• _Goal of the exercise_:
Can all of these lines be returned exactly?

• _Given entries_:
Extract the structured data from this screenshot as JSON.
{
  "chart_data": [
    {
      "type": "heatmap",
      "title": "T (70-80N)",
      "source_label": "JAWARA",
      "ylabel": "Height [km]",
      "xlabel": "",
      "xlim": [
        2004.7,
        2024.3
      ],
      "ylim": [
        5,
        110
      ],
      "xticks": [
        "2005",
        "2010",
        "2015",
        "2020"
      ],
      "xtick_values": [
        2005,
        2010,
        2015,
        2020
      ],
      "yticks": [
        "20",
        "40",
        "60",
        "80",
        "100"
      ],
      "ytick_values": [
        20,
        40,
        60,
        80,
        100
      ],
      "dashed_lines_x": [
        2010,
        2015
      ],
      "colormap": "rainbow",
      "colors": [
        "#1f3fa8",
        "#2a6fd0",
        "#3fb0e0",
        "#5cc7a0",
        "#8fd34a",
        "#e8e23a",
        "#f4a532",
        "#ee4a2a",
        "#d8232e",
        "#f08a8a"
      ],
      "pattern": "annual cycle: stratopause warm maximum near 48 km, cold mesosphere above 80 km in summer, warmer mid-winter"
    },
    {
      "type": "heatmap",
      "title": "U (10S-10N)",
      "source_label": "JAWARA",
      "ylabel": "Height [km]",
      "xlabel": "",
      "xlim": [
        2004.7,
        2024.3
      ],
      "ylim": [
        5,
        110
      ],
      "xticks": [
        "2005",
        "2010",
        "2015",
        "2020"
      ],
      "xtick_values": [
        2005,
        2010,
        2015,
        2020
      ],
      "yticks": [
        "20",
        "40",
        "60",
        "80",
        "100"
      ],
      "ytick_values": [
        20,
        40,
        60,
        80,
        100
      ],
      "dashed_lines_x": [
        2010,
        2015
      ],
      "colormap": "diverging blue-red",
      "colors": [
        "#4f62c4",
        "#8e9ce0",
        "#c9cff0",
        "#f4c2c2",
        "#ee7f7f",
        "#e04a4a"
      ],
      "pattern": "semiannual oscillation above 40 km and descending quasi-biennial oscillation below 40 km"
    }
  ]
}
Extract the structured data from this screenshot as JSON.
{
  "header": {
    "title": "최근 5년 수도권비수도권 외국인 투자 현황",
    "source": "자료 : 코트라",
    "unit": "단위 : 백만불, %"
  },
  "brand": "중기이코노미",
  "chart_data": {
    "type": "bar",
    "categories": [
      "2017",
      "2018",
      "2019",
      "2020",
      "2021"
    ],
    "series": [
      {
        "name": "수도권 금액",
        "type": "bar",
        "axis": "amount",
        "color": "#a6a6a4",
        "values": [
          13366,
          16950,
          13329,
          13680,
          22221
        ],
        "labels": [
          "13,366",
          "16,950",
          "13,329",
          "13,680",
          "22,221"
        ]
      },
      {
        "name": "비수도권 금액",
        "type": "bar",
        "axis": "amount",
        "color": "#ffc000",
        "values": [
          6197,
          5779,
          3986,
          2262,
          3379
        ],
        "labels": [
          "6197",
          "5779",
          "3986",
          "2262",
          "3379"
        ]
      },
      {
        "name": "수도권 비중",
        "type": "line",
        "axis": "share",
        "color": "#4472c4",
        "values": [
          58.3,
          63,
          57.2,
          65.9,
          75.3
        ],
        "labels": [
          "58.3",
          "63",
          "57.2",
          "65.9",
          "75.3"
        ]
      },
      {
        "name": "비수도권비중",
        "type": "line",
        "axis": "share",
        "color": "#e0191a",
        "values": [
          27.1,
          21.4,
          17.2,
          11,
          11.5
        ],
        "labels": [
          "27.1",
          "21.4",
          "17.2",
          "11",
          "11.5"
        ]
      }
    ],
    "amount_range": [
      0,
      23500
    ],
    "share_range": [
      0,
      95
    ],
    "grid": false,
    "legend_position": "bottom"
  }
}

• _Exercise answer_:
Extract the structured data from this screenshot as JSON.
{
  "chart_data": [
    {
      "type": "heatmap",
      "title": "T (70-80N)",
      "source_label": "JAWARA",
      "ylabel": "Height [km]",
      "xlabel": "",
      "xlim": [
        2004.7,
        2024.3
      ],
      "ylim": [
        5,
        110
      ],
      "xticks": [
        "2005",
        "2010",
        "2015",
        "2020"
      ],
      "xtick_values": [
        2005,
        2010,
        2015,
        2020
      ],
      "yticks": [
        "20",
        "40",
        "60",
        "80",
        "100"
      ],
      "ytick_values": [
        20,
        40,
        60,
        80,
        100
      ],
      "dashed_lines_x": [
        2010,
        2015
      ],
      "colormap": "rainbow",
      "colors": [
        "#1f3fa8",
        "#2a6fd0",
        "#3fb0e0",
        "#5cc7a0",
        "#8fd34a",
        "#e8e23a",
        "#f4a532",
        "#ee4a2a",
        "#d8232e",
        "#f08a8a"
      ],
      "pattern": "annual cycle: stratopause warm maximum near 48 km, cold mesosphere above 80 km in summer, warmer mid-winter"
    },
    {
      "type": "heatmap",
      "title": "U (10S-10N)",
      "source_label": "JAWARA",
      "ylabel": "Height [km]",
      "xlabel": "",
      "xlim": [
        2004.7,
        2024.3
      ],
      "ylim": [
        5,
        110
      ],
      "xticks": [
        "2005",
        "2010",
        "2015",
        "2020"
      ],
      "xtick_values": [
        2005,
        2010,
        2015,
        2020
      ],
      "yticks": [
        "20",
        "40",
        "60",
        "80",
        "100"
      ],
      "ytick_values": [
        20,
        40,
        60,
        80,
        100
      ],
      "dashed_lines_x": [
        2010,
        2015
      ],
      "colormap": "diverging blue-red",
      "colors": [
        "#4f62c4",
        "#8e9ce0",
        "#c9cff0",
        "#f4c2c2",
        "#ee7f7f",
        "#e04a4a"
      ],
      "pattern": "semiannual oscillation above 40 km and descending quasi-biennial oscillation below 40 km"
    }
  ]
}
Extract the structured data from this screenshot as JSON.
{
  "header": {
    "title": "최근 5년 수도권비수도권 외국인 투자 현황",
    "source": "자료 : 코트라",
    "unit": "단위 : 백만불, %"
  },
  "brand": "중기이코노미",
  "chart_data": {
    "type": "bar",
    "categories": [
      "2017",
      "2018",
      "2019",
      "2020",
      "2021"
    ],
    "series": [
      {
        "name": "수도권 금액",
        "type": "bar",
        "axis": "amount",
        "color": "#a6a6a4",
        "values": [
          13366,
          16950,
          13329,
          13680,
          22221
        ],
        "labels": [
          "13,366",
          "16,950",
          "13,329",
          "13,680",
          "22,221"
        ]
      },
      {
        "name": "비수도권 금액",
        "type": "bar",
        "axis": "amount",
        "color": "#ffc000",
        "values": [
          6197,
          5779,
          3986,
          2262,
          3379
        ],
        "labels": [
          "6197",
          "5779",
          "3986",
          "2262",
          "3379"
        ]
      },
      {
        "name": "수도권 비중",
        "type": "line",
        "axis": "share",
        "color": "#4472c4",
        "values": [
          58.3,
          63,
          57.2,
          65.9,
          75.3
        ],
        "labels": [
          "58.3",
          "63",
          "57.2",
          "65.9",
          "75.3"
        ]
      },
      {
        "name": "비수도권비중",
        "type": "line",
        "axis": "share",
        "color": "#e0191a",
        "values": [
          27.1,
          21.4,
          17.2,
          11,
          11.5
        ],
        "labels": [
          "27.1",
          "21.4",
          "17.2",
          "11",
          "11.5"
        ]
      }
    ],
    "amount_range": [
      0,
      23500
    ],
    "share_range": [
      0,
      95
    ],
    "grid": false,
    "legend_position": "bottom"
  }
}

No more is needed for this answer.